Items from a figure collection:
---

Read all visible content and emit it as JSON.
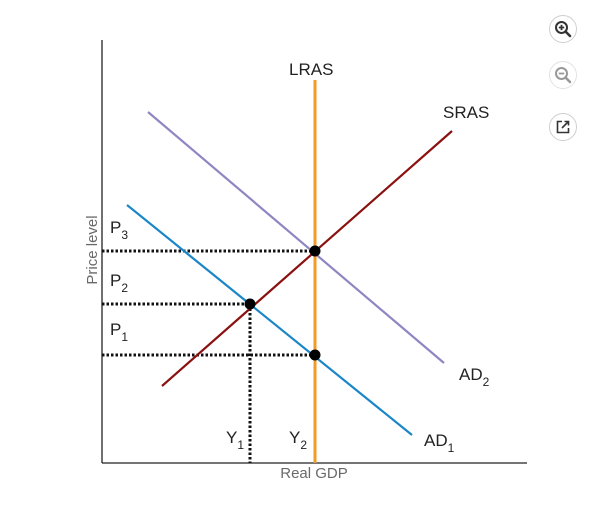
{
  "diagram": {
    "axes": {
      "x_label": "Real GDP",
      "y_label": "Price level"
    },
    "curves": {
      "lras": "LRAS",
      "sras": "SRAS",
      "ad1": {
        "base": "AD",
        "sub": "1"
      },
      "ad2": {
        "base": "AD",
        "sub": "2"
      }
    },
    "price_levels": [
      {
        "base": "P",
        "sub": "3"
      },
      {
        "base": "P",
        "sub": "2"
      },
      {
        "base": "P",
        "sub": "1"
      }
    ],
    "output_levels": [
      {
        "base": "Y",
        "sub": "1"
      },
      {
        "base": "Y",
        "sub": "2"
      }
    ],
    "colors": {
      "lras": "#f39a27",
      "sras": "#8b1010",
      "ad1": "#1a86c8",
      "ad2": "#8e86c2",
      "axes": "#222222",
      "dotted": "#111111"
    }
  },
  "toolbar": {
    "zoom_in_icon": "zoom-in-icon",
    "zoom_out_icon": "zoom-out-icon",
    "popout_icon": "external-link-icon"
  }
}
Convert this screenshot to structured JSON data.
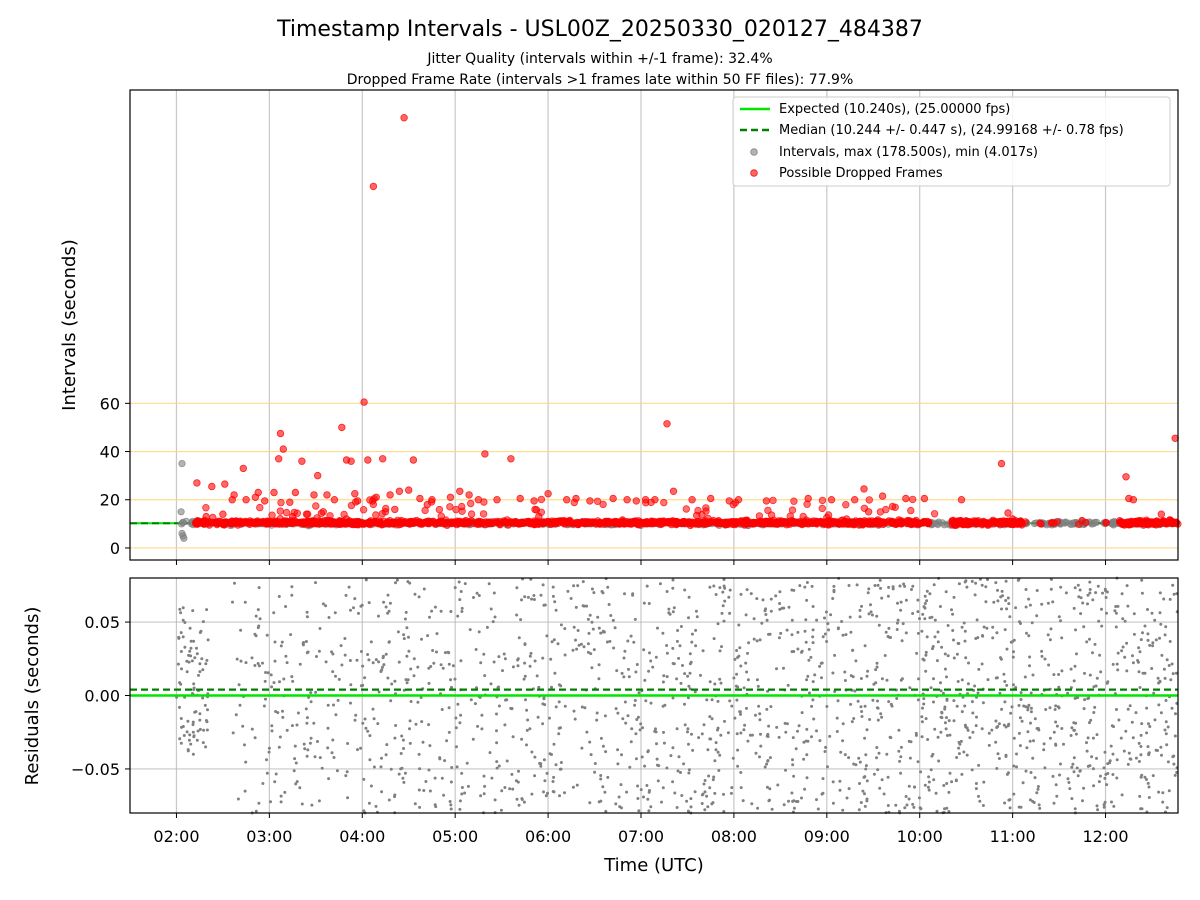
{
  "chart_data": [
    {
      "type": "scatter",
      "title": "Timestamp Intervals - USL00Z_20250330_020127_484387",
      "subtitle_lines": [
        "Jitter Quality (intervals within +/-1 frame): 32.4%",
        "Dropped Frame Rate (intervals >1 frames late within 50 FF files): 77.9%"
      ],
      "xlabel": "",
      "ylabel": "Intervals (seconds)",
      "x_unit": "hours UTC",
      "xlim": [
        1.5,
        12.78
      ],
      "ylim": [
        -5,
        190
      ],
      "yticks": [
        0,
        20,
        40,
        60
      ],
      "ytick_labels": [
        "0",
        "20",
        "40",
        "60"
      ],
      "xtick_values": [
        2,
        3,
        4,
        5,
        6,
        7,
        8,
        9,
        10,
        11,
        12
      ],
      "vertical_grid": true,
      "horizontal_gridlines": [
        0,
        20,
        40,
        60
      ],
      "horizontal_grid_color": "#ffd780",
      "legend": {
        "placement": "upper-right",
        "entries": [
          {
            "label": "Expected (10.240s), (25.00000 fps)",
            "kind": "line-solid",
            "color": "#00e600"
          },
          {
            "label": "Median (10.244 +/- 0.447 s), (24.99168 +/- 0.78 fps)",
            "kind": "line-dashed",
            "color": "#008000"
          },
          {
            "label": "Intervals, max (178.500s), min (4.017s)",
            "kind": "marker",
            "color": "#808080"
          },
          {
            "label": "Possible Dropped Frames",
            "kind": "marker",
            "color": "#ff0000"
          }
        ]
      },
      "series": [
        {
          "name": "Expected (10.240s), (25.00000 fps)",
          "kind": "hline",
          "y": 10.24,
          "color": "#00e600"
        },
        {
          "name": "Median (10.244 +/- 0.447 s), (24.99168 +/- 0.78 fps)",
          "kind": "hline-dashed",
          "y": 10.244,
          "color": "#008000"
        },
        {
          "name": "Intervals, max (178.500s), min (4.017s)",
          "color": "#808080",
          "baseline": {
            "x_range": [
              2.05,
              12.75
            ],
            "y_center": 10.24,
            "y_spread": 1.2
          },
          "points": [
            [
              2.06,
              35
            ],
            [
              2.05,
              15
            ],
            [
              2.07,
              5
            ],
            [
              2.08,
              4
            ],
            [
              2.06,
              6
            ]
          ]
        },
        {
          "name": "Possible Dropped Frames",
          "color": "#ff0000",
          "baseline": {
            "x_range": [
              2.2,
              12.78
            ],
            "y_center": 10.5,
            "y_spread": 1.6
          },
          "points": [
            [
              4.45,
              178.5
            ],
            [
              4.12,
              150
            ],
            [
              4.02,
              60.5
            ],
            [
              7.28,
              51.5
            ],
            [
              3.78,
              50
            ],
            [
              3.12,
              47.5
            ],
            [
              12.75,
              45.5
            ],
            [
              3.15,
              41
            ],
            [
              5.32,
              39
            ],
            [
              3.1,
              37
            ],
            [
              3.35,
              36
            ],
            [
              3.83,
              36.5
            ],
            [
              3.88,
              36
            ],
            [
              4.06,
              36.5
            ],
            [
              4.22,
              37
            ],
            [
              4.55,
              36.5
            ],
            [
              5.6,
              37
            ],
            [
              10.88,
              35
            ],
            [
              12.22,
              29.5
            ],
            [
              3.52,
              30
            ],
            [
              2.72,
              33
            ],
            [
              2.22,
              27
            ],
            [
              2.38,
              25.5
            ],
            [
              2.52,
              26.5
            ],
            [
              2.62,
              22
            ],
            [
              2.88,
              23
            ],
            [
              3.05,
              23
            ],
            [
              3.28,
              23
            ],
            [
              3.48,
              22
            ],
            [
              3.62,
              22
            ],
            [
              3.92,
              22.5
            ],
            [
              4.3,
              22
            ],
            [
              4.4,
              23.5
            ],
            [
              4.5,
              24
            ],
            [
              4.62,
              20.5
            ],
            [
              4.75,
              20
            ],
            [
              4.95,
              21
            ],
            [
              5.05,
              23.5
            ],
            [
              5.15,
              22
            ],
            [
              5.45,
              20
            ],
            [
              5.7,
              20.5
            ],
            [
              5.85,
              19.5
            ],
            [
              6.0,
              22.5
            ],
            [
              6.2,
              20
            ],
            [
              6.45,
              19.5
            ],
            [
              6.7,
              20.5
            ],
            [
              6.95,
              19.5
            ],
            [
              7.15,
              20
            ],
            [
              7.35,
              23.5
            ],
            [
              7.55,
              20
            ],
            [
              7.75,
              20.5
            ],
            [
              7.95,
              19.5
            ],
            [
              8.05,
              20
            ],
            [
              8.35,
              19.5
            ],
            [
              8.8,
              20.5
            ],
            [
              9.05,
              20
            ],
            [
              9.3,
              20
            ],
            [
              9.4,
              24.5
            ],
            [
              9.6,
              21.5
            ],
            [
              9.85,
              20.5
            ],
            [
              10.05,
              20.5
            ],
            [
              10.45,
              20
            ],
            [
              12.3,
              20
            ],
            [
              12.25,
              20.5
            ],
            [
              3.7,
              20
            ],
            [
              3.95,
              19.5
            ],
            [
              2.75,
              20
            ],
            [
              2.95,
              19.5
            ],
            [
              3.22,
              19
            ],
            [
              2.6,
              20
            ],
            [
              2.85,
              21
            ],
            [
              4.15,
              21
            ],
            [
              4.35,
              16
            ],
            [
              4.25,
              15
            ],
            [
              3.58,
              15
            ],
            [
              3.4,
              14
            ],
            [
              3.25,
              13
            ],
            [
              2.5,
              14
            ],
            [
              2.32,
              13
            ],
            [
              9.45,
              15
            ],
            [
              10.95,
              14.5
            ],
            [
              12.6,
              14
            ],
            [
              7.6,
              13.5
            ],
            [
              5.9,
              13
            ],
            [
              11.0,
              12
            ],
            [
              4.7,
              18
            ],
            [
              5.25,
              20
            ],
            [
              6.3,
              20.5
            ],
            [
              6.85,
              20
            ],
            [
              7.05,
              20
            ]
          ]
        }
      ]
    },
    {
      "type": "scatter",
      "xlabel": "Time (UTC)",
      "ylabel": "Residuals (seconds)",
      "x_unit": "hours UTC",
      "xlim": [
        1.5,
        12.78
      ],
      "ylim": [
        -0.08,
        0.08
      ],
      "yticks": [
        -0.05,
        0.0,
        0.05
      ],
      "ytick_labels": [
        "−0.05",
        "0.00",
        "0.05"
      ],
      "xtick_values": [
        2,
        3,
        4,
        5,
        6,
        7,
        8,
        9,
        10,
        11,
        12
      ],
      "xtick_labels": [
        "02:00",
        "03:00",
        "04:00",
        "05:00",
        "06:00",
        "07:00",
        "08:00",
        "09:00",
        "10:00",
        "11:00",
        "12:00"
      ],
      "grid": true,
      "series": [
        {
          "kind": "hline",
          "y": 0.0,
          "color": "#00e600"
        },
        {
          "kind": "hline-dashed",
          "y": 0.004,
          "color": "#008000"
        },
        {
          "kind": "scatter",
          "color": "#808080",
          "distribution": {
            "x_range": [
              2.0,
              12.78
            ],
            "y_range": [
              -0.08,
              0.08
            ],
            "dense_blocks": [
              {
                "x_range": [
                  2.0,
                  2.35
                ],
                "y_range": [
                  -0.04,
                  0.06
                ],
                "count": 90
              },
              {
                "x_range": [
                  2.6,
                  3.9
                ],
                "y_range": [
                  -0.08,
                  0.08
                ],
                "count": 160
              },
              {
                "x_range": [
                  3.9,
                  6.0
                ],
                "y_range": [
                  -0.08,
                  0.08
                ],
                "count": 330
              },
              {
                "x_range": [
                  6.0,
                  9.5
                ],
                "y_range": [
                  -0.08,
                  0.08
                ],
                "count": 620
              },
              {
                "x_range": [
                  9.5,
                  12.78
                ],
                "y_range": [
                  -0.08,
                  0.08
                ],
                "count": 720
              }
            ]
          }
        }
      ]
    }
  ]
}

---

- EXERCISE PROMPT -
Gather and copy every line of the data in which the string "zoom" is found.

- TASK SOLUTION -
    "zoom_in_icon": "zoom-in-icon",
    "zoom_out_icon": "zoom-out-icon",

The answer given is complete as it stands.